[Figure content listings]
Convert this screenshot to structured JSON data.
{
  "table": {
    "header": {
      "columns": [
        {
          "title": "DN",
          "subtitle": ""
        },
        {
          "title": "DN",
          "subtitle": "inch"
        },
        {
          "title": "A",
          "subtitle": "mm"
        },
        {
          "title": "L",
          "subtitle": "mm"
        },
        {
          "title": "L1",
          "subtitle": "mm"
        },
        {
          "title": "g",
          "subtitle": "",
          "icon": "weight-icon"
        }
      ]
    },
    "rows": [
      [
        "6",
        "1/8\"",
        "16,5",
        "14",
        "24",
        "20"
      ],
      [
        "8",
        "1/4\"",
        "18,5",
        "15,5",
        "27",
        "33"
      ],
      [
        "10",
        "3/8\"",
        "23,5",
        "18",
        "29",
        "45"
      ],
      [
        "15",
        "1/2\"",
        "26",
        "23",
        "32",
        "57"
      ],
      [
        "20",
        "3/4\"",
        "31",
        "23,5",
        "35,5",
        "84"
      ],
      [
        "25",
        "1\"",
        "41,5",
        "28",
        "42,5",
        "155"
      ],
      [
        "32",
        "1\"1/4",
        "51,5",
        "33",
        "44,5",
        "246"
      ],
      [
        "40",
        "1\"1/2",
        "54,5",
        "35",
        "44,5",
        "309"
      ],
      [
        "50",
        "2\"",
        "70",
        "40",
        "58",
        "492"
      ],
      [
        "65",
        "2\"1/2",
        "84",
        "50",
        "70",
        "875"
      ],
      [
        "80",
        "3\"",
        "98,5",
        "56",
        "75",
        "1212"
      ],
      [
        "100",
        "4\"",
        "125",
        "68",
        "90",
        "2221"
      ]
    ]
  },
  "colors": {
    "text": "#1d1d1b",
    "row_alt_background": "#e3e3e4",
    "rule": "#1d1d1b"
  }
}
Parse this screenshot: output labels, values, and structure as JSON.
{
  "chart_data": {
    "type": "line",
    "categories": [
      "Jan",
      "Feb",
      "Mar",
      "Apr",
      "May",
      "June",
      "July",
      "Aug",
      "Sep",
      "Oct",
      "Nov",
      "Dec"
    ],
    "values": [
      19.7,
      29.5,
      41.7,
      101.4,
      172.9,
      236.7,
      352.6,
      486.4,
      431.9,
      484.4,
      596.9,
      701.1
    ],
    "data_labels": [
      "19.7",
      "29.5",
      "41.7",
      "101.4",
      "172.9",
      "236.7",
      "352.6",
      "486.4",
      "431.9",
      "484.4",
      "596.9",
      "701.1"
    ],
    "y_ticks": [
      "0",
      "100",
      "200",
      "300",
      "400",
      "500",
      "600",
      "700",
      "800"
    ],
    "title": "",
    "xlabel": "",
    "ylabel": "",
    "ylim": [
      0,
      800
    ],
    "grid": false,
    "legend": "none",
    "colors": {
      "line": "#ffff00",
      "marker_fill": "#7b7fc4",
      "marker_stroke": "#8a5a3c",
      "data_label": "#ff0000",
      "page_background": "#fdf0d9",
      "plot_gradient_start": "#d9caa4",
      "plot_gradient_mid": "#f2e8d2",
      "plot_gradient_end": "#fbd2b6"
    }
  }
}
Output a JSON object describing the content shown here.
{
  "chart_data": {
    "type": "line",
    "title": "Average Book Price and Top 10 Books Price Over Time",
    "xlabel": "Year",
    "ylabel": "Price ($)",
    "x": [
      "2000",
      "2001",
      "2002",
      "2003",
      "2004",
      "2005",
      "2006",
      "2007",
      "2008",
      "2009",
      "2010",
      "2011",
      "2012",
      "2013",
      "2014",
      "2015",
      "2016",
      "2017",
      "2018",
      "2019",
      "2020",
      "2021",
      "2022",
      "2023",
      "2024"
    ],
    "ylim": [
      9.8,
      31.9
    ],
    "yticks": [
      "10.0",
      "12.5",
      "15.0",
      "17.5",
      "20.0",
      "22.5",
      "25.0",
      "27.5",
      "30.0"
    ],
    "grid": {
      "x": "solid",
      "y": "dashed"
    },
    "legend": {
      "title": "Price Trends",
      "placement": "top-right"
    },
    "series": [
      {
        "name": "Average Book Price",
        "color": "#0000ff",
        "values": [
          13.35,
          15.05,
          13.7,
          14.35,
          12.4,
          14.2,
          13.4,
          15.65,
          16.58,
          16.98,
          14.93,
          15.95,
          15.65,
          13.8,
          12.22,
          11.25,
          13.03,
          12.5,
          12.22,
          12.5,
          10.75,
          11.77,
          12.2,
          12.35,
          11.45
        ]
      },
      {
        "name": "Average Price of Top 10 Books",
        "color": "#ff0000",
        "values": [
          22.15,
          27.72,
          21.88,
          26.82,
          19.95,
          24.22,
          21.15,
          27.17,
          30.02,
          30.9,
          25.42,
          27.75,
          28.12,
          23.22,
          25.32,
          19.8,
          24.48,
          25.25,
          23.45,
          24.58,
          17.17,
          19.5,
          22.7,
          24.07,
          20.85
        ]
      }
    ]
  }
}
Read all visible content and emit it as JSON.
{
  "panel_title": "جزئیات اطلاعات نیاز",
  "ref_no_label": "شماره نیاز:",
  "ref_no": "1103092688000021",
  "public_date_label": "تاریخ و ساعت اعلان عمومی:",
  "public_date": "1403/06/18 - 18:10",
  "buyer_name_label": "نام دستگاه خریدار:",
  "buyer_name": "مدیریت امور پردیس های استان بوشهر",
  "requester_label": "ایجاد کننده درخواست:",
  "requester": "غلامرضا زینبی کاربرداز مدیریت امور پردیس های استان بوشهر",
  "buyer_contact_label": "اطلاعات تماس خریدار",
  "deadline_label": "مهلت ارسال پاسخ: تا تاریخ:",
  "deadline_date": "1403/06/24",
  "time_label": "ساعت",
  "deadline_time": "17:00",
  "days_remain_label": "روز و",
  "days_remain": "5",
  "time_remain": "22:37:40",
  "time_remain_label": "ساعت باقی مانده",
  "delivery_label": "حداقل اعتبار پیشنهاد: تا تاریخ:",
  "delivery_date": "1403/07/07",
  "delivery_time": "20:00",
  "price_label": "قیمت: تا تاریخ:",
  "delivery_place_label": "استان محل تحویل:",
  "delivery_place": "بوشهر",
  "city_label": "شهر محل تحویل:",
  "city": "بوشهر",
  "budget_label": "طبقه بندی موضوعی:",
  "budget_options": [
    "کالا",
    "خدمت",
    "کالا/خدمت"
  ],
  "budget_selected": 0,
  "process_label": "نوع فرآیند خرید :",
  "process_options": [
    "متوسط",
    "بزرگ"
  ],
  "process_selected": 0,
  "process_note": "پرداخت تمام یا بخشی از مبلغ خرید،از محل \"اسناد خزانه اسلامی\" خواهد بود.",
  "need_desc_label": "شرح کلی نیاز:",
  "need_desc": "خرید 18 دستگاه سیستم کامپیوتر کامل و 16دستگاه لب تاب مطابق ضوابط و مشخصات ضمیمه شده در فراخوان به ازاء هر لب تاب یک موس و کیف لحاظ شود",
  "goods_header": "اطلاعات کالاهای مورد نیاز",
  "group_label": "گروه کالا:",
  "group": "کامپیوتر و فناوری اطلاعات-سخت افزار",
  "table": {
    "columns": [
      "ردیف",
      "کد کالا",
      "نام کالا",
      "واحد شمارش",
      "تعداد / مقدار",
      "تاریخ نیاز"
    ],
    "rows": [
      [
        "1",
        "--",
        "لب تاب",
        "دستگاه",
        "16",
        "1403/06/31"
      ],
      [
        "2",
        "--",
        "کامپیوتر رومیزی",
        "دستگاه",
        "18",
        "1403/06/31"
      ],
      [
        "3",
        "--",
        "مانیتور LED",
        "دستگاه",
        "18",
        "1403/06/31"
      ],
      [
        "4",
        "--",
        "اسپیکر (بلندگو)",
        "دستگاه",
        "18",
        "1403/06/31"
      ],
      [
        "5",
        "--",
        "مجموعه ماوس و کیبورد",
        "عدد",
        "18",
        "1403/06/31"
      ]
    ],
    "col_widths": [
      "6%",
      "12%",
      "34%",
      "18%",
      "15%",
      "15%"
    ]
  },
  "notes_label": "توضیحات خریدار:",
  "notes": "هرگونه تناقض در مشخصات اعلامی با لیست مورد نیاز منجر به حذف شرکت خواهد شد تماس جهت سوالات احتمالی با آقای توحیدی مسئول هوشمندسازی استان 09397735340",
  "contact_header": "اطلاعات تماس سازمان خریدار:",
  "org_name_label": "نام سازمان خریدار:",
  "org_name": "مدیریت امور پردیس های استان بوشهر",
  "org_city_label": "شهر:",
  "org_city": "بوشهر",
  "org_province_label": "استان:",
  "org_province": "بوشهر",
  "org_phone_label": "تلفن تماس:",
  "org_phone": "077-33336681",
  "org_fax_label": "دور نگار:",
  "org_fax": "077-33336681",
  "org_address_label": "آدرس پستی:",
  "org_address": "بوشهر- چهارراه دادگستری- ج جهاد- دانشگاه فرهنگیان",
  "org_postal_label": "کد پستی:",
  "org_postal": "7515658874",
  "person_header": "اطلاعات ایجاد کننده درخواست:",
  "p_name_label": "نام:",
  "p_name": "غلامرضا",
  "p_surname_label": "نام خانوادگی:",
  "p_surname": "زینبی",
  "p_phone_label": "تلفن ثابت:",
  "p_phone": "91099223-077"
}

## Written request:
Pull every line containing the word "this" out of the material.

## Problem solution:
Convert this screenshot to structured JSON data.
Parse this screenshot: output labels, values, and structure as JSON.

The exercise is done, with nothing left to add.